[BEGIN Reading text]
But handing that much money to teenagers is also risky. Grown professional athletes have blown through millions of dollars in the past, and while the stories of “going broke” are more infrequent today, there’s still a risk.

In steps NIL financial advisors, whose sole focus is making money earned from college stretch further than the one to five years an athlete is in school. They advise clients on the benefits of saving, investing, budgeting, taxes, and saying “no.”

In the past 10 years, there has been a massive shift in player compensation. Former and current players across different sports have successfully challenged and sued for greater equity in college sports revenue, including increases in stipends (2015), the right to profit from their NIL (2021), and the right to receive direct compensation from their university (2025).

According to Opendorse, a company that facilitates NIL endorsements for athletes, it’s estimated that college football players alone earned $1 billion from NIL payments in 2024. The company estimates that total will nearly double ($1.9 billion) by the end of 2025 after the introduction of revenue sharing on July 1.

Didier Occident is a wealth management advisor at Milwaukee-based financial services firm Northwestern Mutual. He also runs a financial literacy program, Secure the Bag. It is for college and professional athletes.

Secure the Bag is a 60-minute presentation in which Occident discusses budgeting, personal credit, taxes, and other money matters. It puts the audience through an interactive budgeting game that requires them to make financial decisions based on real-world examples from the four years of NIL’s existence.

For example, there’s an athlete Occident represented who made an expensive, beyond-his-means purchase that got him down to almost no money — $75 to be exact. To get the player’s money back, he posted the item on Instagram for sale.

“There’s always that ‘Keeping up with the Joneses’ feeling, but now these guys gotta keep up with IG,” he said.

Occident began working with college athletes around 2018 when conferences began increasing some player stipends by about $2,000. He stressed to athletes at the time to view the stipend as a salary so that they know how to manage any kind of money.

“If you can’t manage $1,000,” Occident would tell the players, “you can’t manage $1 million.”

He’s presented at TCU, Florida State, Michigan, Oregon, Alabama, Tennessee, Oregon State and a few other football programs. He’s also presented with eight NFL teams, including the Los Angeles Chargers and San Francisco 49ers. 

When Occident first talks with teams or meets with prospective clients, he asks them, “What do you want to achieve with your money?” The more specific the goal — to travel the world or one day open a food truck — the more faith Occident has in his ability to show them the steps to reaching it.

“Because they have something that is in their mind that is going to keep them walking that straight line,” Occident said.

There’s a widely held assumption that rich people will eventually lose all their money. Whenever the lottery gets to a certain amount, it’s been said that 70% of lottery winners eventually declare bankruptcy, even though that likely isn’t true. Much of the interest in the various gambling scandals plaguing the sports world stems from interest in rich athletes risking millions on sports betting.
[END Reading text]
[BEGIN Stored data]
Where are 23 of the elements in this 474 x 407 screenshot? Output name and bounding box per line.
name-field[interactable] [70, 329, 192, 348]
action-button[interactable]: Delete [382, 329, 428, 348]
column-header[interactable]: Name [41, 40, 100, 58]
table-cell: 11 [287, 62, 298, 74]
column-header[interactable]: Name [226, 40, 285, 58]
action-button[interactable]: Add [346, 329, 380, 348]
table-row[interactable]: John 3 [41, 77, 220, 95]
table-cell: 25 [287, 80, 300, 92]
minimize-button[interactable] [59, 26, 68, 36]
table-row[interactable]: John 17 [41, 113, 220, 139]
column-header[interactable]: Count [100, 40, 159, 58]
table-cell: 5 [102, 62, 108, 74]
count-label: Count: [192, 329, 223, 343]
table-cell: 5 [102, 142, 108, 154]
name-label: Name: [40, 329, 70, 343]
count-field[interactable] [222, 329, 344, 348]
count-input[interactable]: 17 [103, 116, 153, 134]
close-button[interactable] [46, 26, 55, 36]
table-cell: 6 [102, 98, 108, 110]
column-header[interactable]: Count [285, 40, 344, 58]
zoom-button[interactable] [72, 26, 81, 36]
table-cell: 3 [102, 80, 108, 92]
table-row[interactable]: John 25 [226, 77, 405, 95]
[END Stored data]
Stated problem 1 >> How would you render this sentence from the article on NIL financial advisors in Spanish: "He also runs a financial literacy program, Secure the Bag."?
Stated problem 2 >> Could you write out again the part of the NIL financial advisors article that opens with the words containing "When Occident first" and closes with "to reaching it.", substituting "coffee shop" for "food truck"?
Stated problem 3 >> Can you proceed with the article on NIL financial advisors, picking up after its final paragraph?

Final result 1 >> También dirige un programa de educación financiera, Secure the Bag.

Final result 2 >>
When Occident first talks with teams or meets with prospective clients, he asks them, “What do you want to achieve with your money?” The more specific the goal — to travel the world or one day open a coffee shop — the more faith Occident has in his ability to show them the steps to reaching it.

Final result 3 >>
But these are adults we’re talking about. What happens when a bunch of teenagers are handed millions of dollars? It’s easy to assume they’ll blow their riches just as quickly.

Pat Brown of Financial Literacy for Student Athletes
Pat Brown is the founder of “Financial Literacy for Student Athletes.”

Financial Literacy For Student Athletes

Where college athletes spend their money isn’t all that shocking.

“Unfortunately, stereoptical things: the cars, clothes, the jewelry,” said Pat Brown, a wealth manager at Lawrence, Kansas-based financial services firm Creative Planning and the founder of “Financial Literacy for Student Athletes,” which specializes in money management programming for college athletes.

Brown was an all-conference linebacker at Kansas from 1994 to 1999, back when players received $600 monthly stipends compared to the estimated $5 million Texas quarterback Arch Manning is bringing in today.

“That was big money right there. Shoot,” Brown recalled.

During his final season, Brown took a class that introduced college athletes to basic financial literacy tools, such as investing and life insurance. Though Brown grew up middle class in the Ohio suburbs, he didn’t know anything about money management.

“Being Black, we just don’t talk about that stuff,” said Brown, author of the book, Financial Literacy for the Culture: Teaching What Wasn’t Taught-Credit, Budgeting, Investing, and Legacy for the Culture.

It is why Brown sees it as his purpose to teach today’s athletes how to earn, maintain and increase their wealth. He launched “Financial Literacy for Student Athletes” around 2021 and has presented at Kansas, West Virginia and Ohio.

Brown goes over opening bank accounts, the importance of credit scores/reports, and the various types of investment devices (traditional, Roth IRA, stocks, etc.). Through Creative Planning, which counts more than 500 college and professional athletes as individual clients, Brown helps his clients set up taxable and retirement accounts, establish limited liability companies, and review NIL contracts.

“I wasn’t exposed to this stuff until my senior year [at Kansas],” Brown said.

While working toward wealth for all college football players is the goal, it’s especially important for Black players, who make up nearly 45% of the sport.

Black people live within a system that legally held them back until about 60 years ago, creating a wealth gap that persists to this day: Median white net worth in America is almost six times that of Black net worth.

According to popular media such as ESPN’s “Broke” documentary, Black athletes are almost expected to blow all their money: Former NFL receiver Odell Beckham Jr. recently asked, “Can you make that last?” in reference to signing a $100 million contract.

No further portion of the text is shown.